SELECTED TEXT:
------
Tel.: +47 5597 4200;
fax: +47 5597 4968;
e-mail: chen.sun@helse-bergen.no

Abstract

Sun C, Van Ghelue M, Tranebjærg L, Thyssen F, Nilssen Ø, Torbergsen T. Myotonia congenita and myotonic dystrophy in the same family: coexistence of a CLCN1 mutation and expansion in the CNBP (ZNF9) gene.

Myotonia is characterized by hyperexcitability of the muscle cell membrane. Myotonic disorders are divided into two main categories: non-dystrophic and dystrophic myotonias. The non-dystrophic myotonias involve solely the muscle system, whereas the dystrophic myotonias are characterized by multisystem involvement and additional muscle weakness. Each category is further subdivided into different groups according to additional clinical features or/and underlying genetic defects. However, the phenotypes and the pathological mechanisms of these myotonic disorders are still not entirely understood. Currently, four genes are identified to be involved in myotonia: the muscle voltage-gated sodium and chloride channel genes SCN4A and CLCN1, the myotonic dystrophy protein kinase (DMPK) gene, and the CCHC-type zinc finger, nucleic acid binding protein gene CNBP. Additional gene(s) and/or modifying factor(s) remain to be identified. In this study, we investigated a large Norwegian family with clinically different presentations of myotonic disorders. Molecular analysis revealed CCTG repeat expansions in the CNBP gene in all affected members, confirming that they have myotonic dystrophy type 2. However, a CLCN1 mutation c.1238C>G, causing p.Phe413Cys, was also identified in several affected family members. Heterozygosity for p.Phe413Cys seems to exaggerate the severity of myotonia and thereby, to some degree, contributing to the pronounced variability in the myotonic phenotype in this family.
------
WHAT YOU ARE ASKED TO DO: Please copy the part of the myotonia abstract above word for word, starting with "Sun C, Van Ghelue" and going on through "CNBP (ZNF9) gene.".

INPUT DATA:
------
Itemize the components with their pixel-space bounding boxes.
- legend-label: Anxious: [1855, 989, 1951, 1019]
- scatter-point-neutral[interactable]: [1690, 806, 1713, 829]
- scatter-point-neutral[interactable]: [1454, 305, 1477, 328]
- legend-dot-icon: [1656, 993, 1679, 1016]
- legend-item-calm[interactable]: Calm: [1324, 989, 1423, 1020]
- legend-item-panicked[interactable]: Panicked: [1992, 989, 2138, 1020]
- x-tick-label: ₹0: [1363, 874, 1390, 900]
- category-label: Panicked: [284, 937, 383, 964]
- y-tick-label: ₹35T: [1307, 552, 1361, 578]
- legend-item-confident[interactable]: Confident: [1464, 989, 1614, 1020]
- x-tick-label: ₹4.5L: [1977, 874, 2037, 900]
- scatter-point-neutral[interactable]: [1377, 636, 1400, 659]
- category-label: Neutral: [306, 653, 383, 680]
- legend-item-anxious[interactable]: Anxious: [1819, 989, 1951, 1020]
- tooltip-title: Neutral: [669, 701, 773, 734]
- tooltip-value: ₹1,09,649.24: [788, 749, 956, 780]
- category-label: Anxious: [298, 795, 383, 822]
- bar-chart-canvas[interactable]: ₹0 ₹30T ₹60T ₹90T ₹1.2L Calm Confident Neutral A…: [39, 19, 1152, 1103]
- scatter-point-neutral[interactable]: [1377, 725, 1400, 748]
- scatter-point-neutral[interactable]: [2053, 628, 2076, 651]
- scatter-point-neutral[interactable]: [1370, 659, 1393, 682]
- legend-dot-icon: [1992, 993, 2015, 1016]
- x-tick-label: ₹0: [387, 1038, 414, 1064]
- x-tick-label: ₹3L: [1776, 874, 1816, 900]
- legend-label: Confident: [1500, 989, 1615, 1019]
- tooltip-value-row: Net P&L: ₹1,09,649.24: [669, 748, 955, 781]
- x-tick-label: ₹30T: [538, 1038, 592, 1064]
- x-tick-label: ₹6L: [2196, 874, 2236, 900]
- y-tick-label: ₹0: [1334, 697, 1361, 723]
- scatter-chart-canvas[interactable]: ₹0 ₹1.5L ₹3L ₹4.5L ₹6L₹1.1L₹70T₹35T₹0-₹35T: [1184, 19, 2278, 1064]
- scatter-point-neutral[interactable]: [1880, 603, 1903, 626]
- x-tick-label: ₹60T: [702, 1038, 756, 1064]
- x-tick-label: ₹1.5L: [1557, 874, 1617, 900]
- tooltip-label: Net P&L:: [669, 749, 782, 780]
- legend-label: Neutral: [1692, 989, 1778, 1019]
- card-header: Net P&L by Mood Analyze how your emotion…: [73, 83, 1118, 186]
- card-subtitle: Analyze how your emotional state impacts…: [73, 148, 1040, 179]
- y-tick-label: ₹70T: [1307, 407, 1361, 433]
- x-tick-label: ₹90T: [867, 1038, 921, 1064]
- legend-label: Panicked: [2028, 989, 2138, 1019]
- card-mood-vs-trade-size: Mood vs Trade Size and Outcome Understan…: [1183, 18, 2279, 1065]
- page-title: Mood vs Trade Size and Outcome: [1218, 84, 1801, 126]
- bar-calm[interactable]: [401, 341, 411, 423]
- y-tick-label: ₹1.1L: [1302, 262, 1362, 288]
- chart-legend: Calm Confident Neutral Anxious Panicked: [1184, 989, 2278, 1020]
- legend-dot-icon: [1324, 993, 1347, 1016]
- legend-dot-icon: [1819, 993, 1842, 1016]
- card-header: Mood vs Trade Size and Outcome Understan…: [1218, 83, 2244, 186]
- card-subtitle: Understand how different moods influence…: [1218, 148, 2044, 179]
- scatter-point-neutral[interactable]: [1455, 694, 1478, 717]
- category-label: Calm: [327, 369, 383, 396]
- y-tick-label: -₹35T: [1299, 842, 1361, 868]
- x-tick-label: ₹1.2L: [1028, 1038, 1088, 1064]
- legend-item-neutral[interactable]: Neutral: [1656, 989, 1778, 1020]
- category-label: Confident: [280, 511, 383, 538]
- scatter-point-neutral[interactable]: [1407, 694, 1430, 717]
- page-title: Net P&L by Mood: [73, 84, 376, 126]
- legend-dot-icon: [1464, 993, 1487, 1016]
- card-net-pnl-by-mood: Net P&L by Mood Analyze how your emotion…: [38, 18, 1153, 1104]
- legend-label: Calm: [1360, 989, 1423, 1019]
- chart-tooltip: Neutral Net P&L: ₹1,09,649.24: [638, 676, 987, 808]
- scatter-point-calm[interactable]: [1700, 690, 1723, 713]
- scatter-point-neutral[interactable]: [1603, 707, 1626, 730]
------
OUTPUT BELOW:
Sun C, Van Ghelue M, Tranebjærg L, Thyssen F, Nilssen Ø, Torbergsen T. Myotonia congenita and myotonic dystrophy in the same family: coexistence of a CLCN1 mutation and expansion in the CNBP (ZNF9) gene.